* **Excerpted text**
* START *

Pro tips for the best rosemary garlic white bean soup

  • Use the BEST olive oil you have. There are 5 ingredients carrying the flavor; cheap oil tastes like cheap soup. Save the good stuff for finishing.
  • PARMESAN RIND magic. If you’ve been throwing them away, stop. Freeze ends of parmesan and toss one in any brothy dish — adds umami no other ingredient gives.
  • Want it heartier? Add a chopped link of Italian sausage when you cook the garlic. Brown it before the onion goes in.
  • Make it ribollita. Day-two leftovers: tear stale crusty bread into chunks, stir into reheated soup, let sit 5 min. Now it’s ribollita.

Frequently asked questions

Can I use dried beans?

Yes — soak 1.5 cups dried cannellini overnight, simmer 60-90 min in broth until tender. Then proceed from step 4. Total time becomes ~2.5 hours but result is even creamier.

Is it freezer-friendly?

Yes — cool fully, freeze in portions up to 3 months. Texture stays great. Re-warm slowly and add a splash of broth if too thick.

Can I make it vegan?

Already vegan if you skip the parmesan rind. Use vegetable broth. Add 1 tbsp nutritional yeast for the umami the cheese would have provided.

My soup is bland — what went wrong?

Probably under-salted or you drained the beans. Bean liquid is essential. Add salt 1/4 tsp at a time, then a squeeze more lemon. Adjust until each spoonful makes you want another.

Can I add pasta?

Yes — for pasta e fagioli style, add 1 cup small pasta (ditalini) during the last 10 min of simmer. Add extra broth as needed.

* END *

* **Entries**
* START *

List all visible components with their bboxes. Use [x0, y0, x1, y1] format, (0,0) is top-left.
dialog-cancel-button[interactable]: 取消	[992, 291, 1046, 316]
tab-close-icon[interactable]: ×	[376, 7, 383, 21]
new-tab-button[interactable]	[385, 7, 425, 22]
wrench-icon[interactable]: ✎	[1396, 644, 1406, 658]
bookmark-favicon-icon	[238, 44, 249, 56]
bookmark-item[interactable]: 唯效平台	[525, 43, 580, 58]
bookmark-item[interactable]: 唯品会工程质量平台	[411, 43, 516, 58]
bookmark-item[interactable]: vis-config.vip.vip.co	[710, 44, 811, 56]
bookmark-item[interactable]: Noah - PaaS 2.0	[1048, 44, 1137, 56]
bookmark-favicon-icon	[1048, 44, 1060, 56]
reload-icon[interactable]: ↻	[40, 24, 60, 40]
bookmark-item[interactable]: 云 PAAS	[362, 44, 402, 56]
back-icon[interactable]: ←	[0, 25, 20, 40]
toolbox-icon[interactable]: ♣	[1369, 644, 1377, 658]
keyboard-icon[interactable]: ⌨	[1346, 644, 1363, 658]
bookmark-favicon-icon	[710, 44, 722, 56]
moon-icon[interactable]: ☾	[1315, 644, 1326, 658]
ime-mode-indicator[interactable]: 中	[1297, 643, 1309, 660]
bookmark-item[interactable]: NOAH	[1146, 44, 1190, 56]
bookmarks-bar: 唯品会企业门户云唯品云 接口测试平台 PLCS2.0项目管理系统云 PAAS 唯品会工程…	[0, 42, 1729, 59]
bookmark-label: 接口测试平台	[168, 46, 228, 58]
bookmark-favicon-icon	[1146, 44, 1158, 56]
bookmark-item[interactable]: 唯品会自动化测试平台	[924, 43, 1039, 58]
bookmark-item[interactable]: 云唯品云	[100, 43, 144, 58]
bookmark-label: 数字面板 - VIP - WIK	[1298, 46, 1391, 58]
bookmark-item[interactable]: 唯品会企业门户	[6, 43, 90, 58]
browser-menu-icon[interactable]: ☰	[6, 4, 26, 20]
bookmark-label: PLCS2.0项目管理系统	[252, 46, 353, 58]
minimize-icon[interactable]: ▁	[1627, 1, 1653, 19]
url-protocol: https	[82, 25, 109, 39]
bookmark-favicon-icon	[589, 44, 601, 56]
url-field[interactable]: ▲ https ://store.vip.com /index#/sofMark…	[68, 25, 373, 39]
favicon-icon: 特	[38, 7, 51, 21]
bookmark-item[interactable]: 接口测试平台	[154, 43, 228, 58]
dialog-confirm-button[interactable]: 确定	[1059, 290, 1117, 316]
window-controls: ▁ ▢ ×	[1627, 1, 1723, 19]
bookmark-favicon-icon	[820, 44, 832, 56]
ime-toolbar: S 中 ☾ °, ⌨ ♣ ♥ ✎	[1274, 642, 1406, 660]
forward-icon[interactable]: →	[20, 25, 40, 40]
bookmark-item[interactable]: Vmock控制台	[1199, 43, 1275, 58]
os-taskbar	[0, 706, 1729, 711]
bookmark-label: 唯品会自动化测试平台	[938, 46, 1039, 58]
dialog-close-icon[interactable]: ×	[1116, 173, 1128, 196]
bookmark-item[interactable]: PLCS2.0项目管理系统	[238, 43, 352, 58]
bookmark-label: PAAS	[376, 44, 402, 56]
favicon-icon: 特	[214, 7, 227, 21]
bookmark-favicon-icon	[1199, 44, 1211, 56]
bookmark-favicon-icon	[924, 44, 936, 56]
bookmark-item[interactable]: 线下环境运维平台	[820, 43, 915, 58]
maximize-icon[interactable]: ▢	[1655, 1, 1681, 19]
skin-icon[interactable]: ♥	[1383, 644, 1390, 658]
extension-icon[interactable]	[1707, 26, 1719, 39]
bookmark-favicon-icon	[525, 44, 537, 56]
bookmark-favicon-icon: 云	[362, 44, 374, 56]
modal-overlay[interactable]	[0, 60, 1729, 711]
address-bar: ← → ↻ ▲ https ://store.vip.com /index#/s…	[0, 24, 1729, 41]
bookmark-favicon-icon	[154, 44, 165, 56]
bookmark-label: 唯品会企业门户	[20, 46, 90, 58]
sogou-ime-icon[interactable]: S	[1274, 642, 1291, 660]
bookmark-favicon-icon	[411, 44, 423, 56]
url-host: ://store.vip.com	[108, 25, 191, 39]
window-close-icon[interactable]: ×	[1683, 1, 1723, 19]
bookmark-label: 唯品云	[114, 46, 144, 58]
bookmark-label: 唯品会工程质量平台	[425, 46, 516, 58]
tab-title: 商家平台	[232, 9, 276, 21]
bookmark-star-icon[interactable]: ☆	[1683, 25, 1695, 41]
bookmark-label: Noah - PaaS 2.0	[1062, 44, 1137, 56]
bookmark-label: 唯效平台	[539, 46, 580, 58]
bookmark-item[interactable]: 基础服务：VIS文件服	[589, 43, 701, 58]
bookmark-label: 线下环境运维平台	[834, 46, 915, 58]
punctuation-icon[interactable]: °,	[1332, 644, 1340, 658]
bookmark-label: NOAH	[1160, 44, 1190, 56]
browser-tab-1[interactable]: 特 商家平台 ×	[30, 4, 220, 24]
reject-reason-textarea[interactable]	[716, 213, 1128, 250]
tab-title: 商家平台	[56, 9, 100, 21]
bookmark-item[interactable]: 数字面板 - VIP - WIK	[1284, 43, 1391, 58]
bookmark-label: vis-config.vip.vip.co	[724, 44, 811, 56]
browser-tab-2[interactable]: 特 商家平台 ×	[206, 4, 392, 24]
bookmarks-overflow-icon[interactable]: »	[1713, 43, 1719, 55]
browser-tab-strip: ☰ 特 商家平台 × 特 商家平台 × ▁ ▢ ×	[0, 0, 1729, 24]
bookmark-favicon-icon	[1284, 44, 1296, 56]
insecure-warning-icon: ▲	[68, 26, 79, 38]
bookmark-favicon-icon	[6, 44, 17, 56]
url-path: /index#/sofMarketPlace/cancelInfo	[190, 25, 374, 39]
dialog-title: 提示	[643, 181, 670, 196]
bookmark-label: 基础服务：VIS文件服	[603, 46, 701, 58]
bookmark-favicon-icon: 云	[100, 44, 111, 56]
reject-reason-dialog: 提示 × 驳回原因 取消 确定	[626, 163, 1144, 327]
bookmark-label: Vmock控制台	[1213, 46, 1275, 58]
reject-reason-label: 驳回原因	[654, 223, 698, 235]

* END *
* START *

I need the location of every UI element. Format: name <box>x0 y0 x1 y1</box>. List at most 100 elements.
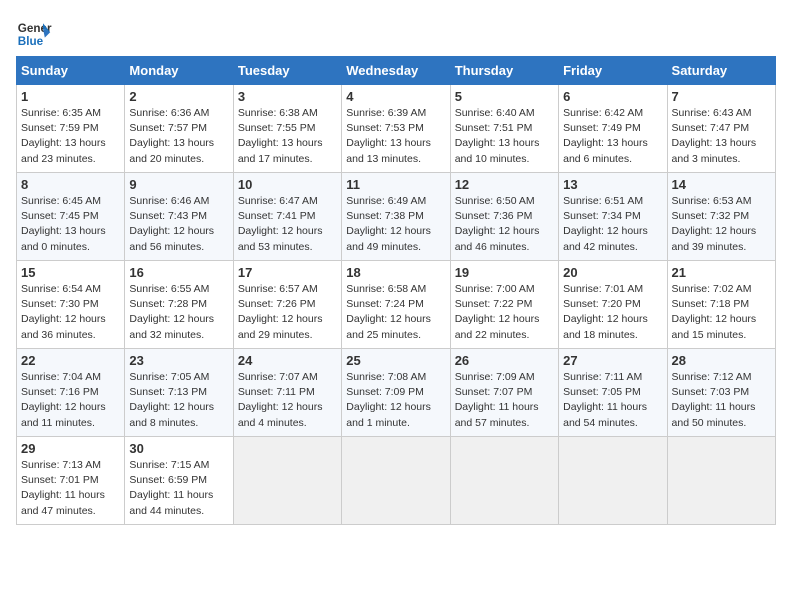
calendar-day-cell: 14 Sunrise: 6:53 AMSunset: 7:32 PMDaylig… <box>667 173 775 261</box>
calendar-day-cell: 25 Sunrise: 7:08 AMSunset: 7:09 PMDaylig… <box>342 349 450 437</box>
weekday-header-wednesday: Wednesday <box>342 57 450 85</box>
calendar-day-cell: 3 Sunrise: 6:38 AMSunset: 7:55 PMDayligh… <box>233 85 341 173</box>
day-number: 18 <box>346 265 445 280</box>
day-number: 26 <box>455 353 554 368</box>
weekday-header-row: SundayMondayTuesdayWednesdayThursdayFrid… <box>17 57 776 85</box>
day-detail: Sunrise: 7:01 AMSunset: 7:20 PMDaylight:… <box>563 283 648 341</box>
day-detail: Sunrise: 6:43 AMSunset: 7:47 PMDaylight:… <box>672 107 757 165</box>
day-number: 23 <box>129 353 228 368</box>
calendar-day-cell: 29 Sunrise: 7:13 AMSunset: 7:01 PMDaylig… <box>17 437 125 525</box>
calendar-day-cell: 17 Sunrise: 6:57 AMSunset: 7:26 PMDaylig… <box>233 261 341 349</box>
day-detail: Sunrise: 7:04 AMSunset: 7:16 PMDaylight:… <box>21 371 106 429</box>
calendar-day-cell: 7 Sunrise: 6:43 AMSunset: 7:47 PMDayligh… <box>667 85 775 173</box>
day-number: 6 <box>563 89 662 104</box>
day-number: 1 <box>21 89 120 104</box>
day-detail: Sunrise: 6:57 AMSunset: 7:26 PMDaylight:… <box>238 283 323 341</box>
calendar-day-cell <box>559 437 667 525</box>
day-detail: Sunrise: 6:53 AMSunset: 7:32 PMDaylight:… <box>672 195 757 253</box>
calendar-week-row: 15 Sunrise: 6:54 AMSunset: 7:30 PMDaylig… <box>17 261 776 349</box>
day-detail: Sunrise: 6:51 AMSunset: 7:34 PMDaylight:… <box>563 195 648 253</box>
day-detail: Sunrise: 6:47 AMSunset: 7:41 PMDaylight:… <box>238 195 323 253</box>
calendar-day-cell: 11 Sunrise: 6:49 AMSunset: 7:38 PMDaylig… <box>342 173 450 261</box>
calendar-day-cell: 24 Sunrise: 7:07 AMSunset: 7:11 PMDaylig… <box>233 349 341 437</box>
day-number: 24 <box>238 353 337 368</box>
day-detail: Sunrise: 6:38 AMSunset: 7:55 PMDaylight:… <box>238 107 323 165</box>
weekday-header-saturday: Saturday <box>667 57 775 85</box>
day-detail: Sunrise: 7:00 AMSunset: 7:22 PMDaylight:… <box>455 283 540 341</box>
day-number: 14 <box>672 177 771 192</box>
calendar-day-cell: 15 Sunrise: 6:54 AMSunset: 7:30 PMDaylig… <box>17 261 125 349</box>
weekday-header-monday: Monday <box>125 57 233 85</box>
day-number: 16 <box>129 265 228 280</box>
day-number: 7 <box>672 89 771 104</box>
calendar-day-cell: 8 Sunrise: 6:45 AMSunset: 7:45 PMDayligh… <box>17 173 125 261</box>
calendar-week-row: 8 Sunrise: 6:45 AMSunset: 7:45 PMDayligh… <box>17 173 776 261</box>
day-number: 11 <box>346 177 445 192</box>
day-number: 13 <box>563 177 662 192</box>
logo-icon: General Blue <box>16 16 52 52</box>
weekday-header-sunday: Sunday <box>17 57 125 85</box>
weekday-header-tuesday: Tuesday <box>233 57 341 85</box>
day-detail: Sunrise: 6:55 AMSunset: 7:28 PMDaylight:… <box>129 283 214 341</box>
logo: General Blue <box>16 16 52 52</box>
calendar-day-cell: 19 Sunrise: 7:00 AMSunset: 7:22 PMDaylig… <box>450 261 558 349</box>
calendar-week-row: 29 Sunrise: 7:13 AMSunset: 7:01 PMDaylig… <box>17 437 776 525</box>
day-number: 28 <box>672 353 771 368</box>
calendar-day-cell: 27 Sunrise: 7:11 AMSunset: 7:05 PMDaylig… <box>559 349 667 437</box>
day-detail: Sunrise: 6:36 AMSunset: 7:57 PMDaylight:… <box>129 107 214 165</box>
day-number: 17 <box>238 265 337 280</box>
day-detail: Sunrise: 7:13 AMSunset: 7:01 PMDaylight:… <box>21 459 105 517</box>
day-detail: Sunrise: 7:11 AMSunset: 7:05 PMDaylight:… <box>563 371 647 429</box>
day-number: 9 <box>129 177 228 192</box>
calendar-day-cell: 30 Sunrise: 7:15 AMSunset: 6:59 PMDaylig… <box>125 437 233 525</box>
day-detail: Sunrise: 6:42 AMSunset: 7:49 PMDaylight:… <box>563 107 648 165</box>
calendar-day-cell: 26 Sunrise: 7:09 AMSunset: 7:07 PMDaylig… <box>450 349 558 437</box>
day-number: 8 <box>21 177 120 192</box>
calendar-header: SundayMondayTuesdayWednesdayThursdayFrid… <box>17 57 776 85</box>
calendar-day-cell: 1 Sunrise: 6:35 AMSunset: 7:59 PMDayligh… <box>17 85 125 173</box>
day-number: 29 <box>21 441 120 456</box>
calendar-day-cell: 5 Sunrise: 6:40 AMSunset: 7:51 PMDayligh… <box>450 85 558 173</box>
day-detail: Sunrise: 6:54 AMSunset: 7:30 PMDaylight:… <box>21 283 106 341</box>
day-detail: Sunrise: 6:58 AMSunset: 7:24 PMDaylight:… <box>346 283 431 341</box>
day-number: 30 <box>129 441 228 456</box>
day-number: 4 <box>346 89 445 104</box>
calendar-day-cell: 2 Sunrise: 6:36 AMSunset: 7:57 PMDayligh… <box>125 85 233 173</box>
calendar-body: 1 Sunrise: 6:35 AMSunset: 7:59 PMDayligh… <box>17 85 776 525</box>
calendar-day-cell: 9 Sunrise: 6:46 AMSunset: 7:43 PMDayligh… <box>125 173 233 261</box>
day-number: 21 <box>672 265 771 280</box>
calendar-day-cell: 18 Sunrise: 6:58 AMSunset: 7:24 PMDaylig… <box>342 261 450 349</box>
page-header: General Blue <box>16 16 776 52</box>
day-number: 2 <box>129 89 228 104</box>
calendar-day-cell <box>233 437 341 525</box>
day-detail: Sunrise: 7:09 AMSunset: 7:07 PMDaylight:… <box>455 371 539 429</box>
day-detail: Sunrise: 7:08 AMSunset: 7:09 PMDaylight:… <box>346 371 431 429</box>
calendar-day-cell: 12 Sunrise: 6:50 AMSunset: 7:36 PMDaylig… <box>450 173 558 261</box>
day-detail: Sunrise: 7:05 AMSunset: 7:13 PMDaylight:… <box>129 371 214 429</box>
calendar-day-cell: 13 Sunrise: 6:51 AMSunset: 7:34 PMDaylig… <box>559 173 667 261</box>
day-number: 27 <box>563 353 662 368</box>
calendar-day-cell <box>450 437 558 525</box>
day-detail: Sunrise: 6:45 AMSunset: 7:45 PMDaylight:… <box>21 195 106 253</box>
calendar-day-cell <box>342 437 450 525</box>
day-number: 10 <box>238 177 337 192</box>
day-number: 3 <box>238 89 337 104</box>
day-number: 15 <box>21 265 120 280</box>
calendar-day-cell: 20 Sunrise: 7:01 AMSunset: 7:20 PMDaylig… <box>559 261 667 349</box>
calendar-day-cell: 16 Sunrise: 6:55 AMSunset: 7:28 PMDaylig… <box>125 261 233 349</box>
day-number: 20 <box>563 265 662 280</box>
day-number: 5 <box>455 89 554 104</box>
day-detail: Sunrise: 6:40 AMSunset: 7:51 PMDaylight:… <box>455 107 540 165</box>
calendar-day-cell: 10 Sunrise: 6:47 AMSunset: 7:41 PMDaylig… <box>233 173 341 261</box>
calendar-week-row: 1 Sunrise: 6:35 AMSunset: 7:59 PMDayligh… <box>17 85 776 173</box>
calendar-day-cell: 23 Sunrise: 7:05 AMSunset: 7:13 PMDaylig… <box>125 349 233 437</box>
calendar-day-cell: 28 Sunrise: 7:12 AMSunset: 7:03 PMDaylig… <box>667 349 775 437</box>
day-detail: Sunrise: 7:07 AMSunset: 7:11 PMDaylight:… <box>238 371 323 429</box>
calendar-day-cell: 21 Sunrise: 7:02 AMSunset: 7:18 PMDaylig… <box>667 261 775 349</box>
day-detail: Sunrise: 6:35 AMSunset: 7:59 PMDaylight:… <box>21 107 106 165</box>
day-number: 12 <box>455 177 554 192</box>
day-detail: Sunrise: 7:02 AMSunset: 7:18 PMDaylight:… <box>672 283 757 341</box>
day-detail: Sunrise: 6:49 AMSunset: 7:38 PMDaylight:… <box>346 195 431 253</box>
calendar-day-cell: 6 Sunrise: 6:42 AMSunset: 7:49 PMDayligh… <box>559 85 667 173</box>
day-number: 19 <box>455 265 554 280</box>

* END *

* **Things to do**
A - Reproduce the white bean soup text from "Already vegan if" up to and including "I add pasta?", changing "vegetable broth" to "vegetable stock".
B - According to the white bean soup text, how long can the soup be kept in the freezer?

* **Exercise responses**
A -
Already vegan if you skip the parmesan rind. Use vegetable stock. Add 1 tbsp nutritional yeast for the umami the cheese would have provided.

My soup is bland — what went wrong?

Probably under-salted or you drained the beans. Bean liquid is essential. Add salt 1/4 tsp at a time, then a squeeze more lemon. Adjust until each spoonful makes you want another.

Can I add pasta?

B - Up to 3 months, frozen in portions.